>> START Information supplied

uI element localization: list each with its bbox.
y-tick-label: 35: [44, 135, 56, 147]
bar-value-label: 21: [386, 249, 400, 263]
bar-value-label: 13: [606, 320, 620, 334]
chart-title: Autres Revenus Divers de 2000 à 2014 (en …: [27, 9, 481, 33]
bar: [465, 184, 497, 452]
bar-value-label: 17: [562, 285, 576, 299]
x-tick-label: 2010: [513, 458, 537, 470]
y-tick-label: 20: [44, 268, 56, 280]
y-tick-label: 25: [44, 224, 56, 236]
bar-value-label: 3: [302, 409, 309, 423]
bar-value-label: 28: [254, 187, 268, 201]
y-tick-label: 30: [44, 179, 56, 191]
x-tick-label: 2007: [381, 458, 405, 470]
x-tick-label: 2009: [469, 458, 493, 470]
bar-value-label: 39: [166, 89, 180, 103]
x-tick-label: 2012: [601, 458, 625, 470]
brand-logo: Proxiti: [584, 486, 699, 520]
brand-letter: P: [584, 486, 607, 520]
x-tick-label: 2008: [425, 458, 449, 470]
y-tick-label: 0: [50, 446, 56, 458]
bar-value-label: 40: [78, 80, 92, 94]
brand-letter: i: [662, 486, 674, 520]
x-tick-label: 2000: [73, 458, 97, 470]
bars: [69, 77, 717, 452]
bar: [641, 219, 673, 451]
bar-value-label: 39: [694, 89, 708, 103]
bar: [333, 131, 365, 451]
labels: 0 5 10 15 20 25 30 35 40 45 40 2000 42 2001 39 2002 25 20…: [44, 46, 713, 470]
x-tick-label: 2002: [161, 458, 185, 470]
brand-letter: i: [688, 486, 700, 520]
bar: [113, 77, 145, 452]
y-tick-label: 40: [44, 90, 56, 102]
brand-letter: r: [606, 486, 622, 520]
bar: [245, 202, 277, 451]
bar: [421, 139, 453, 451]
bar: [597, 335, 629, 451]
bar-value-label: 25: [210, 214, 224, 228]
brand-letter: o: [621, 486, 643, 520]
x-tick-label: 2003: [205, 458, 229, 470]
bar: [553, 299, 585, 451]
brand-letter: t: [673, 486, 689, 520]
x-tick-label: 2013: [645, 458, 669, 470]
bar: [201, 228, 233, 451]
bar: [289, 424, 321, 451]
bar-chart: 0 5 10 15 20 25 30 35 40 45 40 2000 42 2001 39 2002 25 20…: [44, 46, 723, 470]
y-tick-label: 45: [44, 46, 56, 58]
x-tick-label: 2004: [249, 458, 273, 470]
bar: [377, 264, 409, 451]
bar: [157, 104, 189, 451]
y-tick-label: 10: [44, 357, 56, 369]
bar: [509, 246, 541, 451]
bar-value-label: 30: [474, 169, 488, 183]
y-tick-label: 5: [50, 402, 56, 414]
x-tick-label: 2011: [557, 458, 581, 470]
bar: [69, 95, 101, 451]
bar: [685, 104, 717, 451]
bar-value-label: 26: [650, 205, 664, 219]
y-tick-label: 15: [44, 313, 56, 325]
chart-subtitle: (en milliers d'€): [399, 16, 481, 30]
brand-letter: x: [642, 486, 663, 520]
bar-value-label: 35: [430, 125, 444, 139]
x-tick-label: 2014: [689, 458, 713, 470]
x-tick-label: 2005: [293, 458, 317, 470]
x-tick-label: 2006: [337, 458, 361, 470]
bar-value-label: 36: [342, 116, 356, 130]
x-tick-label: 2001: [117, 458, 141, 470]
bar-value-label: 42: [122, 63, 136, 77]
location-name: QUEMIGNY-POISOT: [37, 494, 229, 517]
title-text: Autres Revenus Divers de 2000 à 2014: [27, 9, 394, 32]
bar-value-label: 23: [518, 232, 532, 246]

>> END Information supplied

→ **Short exercise**: Copy out everything from the start of the records down to the line that contains "bar-value-label: 28: [254, 187, 268, 201]", both ends included, reproducing each line exactly as it appears.

→ **Solution to this exercise**:
uI element localization: list each with its bbox.
y-tick-label: 35: [44, 135, 56, 147]
bar-value-label: 21: [386, 249, 400, 263]
bar-value-label: 13: [606, 320, 620, 334]
chart-title: Autres Revenus Divers de 2000 à 2014 (en …: [27, 9, 481, 33]
bar: [465, 184, 497, 452]
bar-value-label: 17: [562, 285, 576, 299]
x-tick-label: 2010: [513, 458, 537, 470]
y-tick-label: 20: [44, 268, 56, 280]
y-tick-label: 25: [44, 224, 56, 236]
bar-value-label: 3: [302, 409, 309, 423]
bar-value-label: 28: [254, 187, 268, 201]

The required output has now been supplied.